INSTRUCTIONS FOR THE TASK
Reproduce every line in the listing that contains the word "综合考虑伤害的可能性并采取安全措施".
─── RECORD LIST
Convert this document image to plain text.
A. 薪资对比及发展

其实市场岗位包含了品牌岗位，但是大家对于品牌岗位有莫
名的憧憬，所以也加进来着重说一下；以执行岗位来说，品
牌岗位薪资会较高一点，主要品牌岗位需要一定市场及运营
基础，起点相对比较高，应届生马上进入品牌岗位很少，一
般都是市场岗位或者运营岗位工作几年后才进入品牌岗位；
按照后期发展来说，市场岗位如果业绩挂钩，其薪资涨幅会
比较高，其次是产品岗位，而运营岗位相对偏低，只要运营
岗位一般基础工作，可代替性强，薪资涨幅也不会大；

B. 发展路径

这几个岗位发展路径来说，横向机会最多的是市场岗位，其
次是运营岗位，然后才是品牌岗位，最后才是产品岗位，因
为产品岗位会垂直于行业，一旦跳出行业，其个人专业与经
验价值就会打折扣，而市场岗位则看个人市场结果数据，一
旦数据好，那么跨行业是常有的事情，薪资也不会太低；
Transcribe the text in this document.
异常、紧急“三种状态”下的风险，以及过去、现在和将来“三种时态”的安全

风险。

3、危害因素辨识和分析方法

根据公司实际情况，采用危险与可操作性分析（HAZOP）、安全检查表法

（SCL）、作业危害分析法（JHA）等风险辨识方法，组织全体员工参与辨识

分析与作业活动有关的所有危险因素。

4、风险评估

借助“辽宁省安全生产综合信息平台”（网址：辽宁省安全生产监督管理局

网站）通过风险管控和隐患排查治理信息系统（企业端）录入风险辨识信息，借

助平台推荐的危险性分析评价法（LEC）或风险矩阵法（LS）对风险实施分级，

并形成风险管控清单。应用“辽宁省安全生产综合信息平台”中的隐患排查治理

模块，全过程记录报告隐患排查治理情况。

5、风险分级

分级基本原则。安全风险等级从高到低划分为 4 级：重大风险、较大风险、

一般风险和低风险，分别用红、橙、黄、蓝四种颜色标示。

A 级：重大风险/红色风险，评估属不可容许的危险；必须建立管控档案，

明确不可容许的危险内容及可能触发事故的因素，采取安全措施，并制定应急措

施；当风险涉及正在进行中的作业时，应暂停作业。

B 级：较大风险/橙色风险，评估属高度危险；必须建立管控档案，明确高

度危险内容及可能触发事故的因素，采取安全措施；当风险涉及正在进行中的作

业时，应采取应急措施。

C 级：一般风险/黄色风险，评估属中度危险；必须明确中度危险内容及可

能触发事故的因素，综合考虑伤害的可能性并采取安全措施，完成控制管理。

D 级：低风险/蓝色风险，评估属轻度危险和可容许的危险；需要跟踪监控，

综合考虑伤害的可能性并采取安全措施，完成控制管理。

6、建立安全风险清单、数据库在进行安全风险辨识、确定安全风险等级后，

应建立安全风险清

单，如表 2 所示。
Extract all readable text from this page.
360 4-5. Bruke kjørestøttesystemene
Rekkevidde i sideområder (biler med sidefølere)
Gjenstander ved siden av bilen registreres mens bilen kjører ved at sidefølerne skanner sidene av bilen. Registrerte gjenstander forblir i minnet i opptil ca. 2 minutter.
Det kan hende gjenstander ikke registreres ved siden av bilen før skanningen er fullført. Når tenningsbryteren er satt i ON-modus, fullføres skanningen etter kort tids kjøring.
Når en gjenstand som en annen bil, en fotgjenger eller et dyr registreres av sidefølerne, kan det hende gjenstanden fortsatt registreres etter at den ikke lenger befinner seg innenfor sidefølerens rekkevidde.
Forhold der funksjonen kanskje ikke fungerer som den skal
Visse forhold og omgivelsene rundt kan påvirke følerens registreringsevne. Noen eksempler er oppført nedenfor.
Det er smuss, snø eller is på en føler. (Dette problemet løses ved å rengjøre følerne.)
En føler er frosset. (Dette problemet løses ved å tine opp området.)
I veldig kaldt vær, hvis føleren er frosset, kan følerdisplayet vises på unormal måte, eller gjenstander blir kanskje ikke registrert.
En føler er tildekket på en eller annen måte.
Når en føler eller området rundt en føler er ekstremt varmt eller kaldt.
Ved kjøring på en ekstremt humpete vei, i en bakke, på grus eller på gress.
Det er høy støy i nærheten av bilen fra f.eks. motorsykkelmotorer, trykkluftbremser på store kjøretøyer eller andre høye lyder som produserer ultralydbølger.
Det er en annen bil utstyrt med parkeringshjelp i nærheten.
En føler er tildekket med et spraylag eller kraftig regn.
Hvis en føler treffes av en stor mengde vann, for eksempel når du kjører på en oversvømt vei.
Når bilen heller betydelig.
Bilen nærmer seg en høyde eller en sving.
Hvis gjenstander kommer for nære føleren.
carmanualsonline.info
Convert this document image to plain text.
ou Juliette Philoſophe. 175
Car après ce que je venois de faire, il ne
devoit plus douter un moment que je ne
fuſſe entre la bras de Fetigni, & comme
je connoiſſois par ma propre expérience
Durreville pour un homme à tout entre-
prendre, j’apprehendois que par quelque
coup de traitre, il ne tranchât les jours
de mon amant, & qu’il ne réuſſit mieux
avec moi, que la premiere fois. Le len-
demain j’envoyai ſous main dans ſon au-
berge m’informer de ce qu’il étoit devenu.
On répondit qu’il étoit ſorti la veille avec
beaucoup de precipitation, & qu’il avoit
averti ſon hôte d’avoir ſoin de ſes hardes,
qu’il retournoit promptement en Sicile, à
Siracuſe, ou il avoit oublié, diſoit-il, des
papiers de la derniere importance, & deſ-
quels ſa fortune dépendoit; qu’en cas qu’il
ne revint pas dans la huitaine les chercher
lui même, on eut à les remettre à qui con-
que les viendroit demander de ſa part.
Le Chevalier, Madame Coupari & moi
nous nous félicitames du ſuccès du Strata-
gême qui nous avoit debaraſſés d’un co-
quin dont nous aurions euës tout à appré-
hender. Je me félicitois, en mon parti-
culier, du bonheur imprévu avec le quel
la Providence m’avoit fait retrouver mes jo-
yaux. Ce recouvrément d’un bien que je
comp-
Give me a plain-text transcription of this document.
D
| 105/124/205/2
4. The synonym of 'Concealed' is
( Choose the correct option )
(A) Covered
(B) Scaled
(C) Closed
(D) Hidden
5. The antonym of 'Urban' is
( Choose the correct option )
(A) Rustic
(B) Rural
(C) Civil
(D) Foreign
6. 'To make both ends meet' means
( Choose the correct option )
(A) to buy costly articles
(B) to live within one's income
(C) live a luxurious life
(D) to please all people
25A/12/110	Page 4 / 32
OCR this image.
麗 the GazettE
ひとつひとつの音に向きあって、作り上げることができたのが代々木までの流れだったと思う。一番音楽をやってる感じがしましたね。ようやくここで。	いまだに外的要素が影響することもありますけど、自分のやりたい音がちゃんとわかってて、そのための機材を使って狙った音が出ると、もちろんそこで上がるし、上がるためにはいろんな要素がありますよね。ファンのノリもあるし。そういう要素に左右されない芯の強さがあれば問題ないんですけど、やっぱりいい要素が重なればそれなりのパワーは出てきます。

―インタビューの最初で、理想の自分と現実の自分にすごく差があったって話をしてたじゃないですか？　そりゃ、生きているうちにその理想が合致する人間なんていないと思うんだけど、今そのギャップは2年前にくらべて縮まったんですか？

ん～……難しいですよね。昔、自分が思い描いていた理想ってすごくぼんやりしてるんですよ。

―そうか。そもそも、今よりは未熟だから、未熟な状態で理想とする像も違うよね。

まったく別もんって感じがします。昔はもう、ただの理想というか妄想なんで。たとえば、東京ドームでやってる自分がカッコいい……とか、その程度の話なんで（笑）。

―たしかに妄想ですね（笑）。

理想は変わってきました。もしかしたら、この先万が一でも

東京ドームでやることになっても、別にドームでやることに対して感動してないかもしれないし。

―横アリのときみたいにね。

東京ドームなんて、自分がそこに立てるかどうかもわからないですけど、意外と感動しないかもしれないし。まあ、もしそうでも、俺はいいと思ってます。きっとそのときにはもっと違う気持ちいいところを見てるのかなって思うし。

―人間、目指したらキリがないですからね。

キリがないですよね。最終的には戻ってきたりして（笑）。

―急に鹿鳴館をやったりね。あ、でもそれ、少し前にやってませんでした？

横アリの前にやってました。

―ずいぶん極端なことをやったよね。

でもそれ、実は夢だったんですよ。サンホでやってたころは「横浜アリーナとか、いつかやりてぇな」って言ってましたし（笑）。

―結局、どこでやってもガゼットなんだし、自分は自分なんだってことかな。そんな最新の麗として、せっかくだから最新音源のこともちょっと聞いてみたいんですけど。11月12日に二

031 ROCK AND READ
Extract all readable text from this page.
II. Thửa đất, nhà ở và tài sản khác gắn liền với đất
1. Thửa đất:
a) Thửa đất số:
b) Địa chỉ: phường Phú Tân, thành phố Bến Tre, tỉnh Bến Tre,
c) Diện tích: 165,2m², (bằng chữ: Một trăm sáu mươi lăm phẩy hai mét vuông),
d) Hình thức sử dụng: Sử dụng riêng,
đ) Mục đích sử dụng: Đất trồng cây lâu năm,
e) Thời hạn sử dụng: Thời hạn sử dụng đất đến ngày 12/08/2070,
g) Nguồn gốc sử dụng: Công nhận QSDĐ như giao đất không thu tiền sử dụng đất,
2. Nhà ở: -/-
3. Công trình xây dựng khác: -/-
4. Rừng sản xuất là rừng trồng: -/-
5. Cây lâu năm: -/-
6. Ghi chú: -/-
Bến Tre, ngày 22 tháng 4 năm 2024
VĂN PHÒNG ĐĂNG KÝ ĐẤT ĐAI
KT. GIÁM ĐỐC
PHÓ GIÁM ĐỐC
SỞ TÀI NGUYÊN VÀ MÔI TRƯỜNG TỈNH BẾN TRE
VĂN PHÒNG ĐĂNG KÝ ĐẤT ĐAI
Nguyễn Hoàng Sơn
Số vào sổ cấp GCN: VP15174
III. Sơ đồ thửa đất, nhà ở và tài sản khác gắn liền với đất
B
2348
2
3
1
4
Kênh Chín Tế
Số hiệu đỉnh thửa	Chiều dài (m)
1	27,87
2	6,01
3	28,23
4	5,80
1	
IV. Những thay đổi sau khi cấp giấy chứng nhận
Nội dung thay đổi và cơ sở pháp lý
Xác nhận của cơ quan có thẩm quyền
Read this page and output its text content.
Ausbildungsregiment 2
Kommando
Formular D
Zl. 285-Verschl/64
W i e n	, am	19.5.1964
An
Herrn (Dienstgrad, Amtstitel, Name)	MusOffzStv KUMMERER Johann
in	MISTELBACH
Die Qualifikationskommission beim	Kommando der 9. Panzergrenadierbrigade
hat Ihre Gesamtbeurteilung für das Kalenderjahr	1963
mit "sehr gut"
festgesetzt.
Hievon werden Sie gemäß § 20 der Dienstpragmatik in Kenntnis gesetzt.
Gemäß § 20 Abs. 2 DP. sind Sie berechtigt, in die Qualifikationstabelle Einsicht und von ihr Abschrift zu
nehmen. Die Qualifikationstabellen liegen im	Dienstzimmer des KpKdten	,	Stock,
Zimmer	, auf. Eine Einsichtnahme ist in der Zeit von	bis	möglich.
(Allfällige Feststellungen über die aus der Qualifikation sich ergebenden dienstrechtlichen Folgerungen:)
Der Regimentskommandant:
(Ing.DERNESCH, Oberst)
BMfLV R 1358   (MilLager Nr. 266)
──────
FULL SOLUTION
能触发事故的因素，综合考虑伤害的可能性并采取安全措施，完成控制管理。
综合考虑伤害的可能性并采取安全措施，完成控制管理。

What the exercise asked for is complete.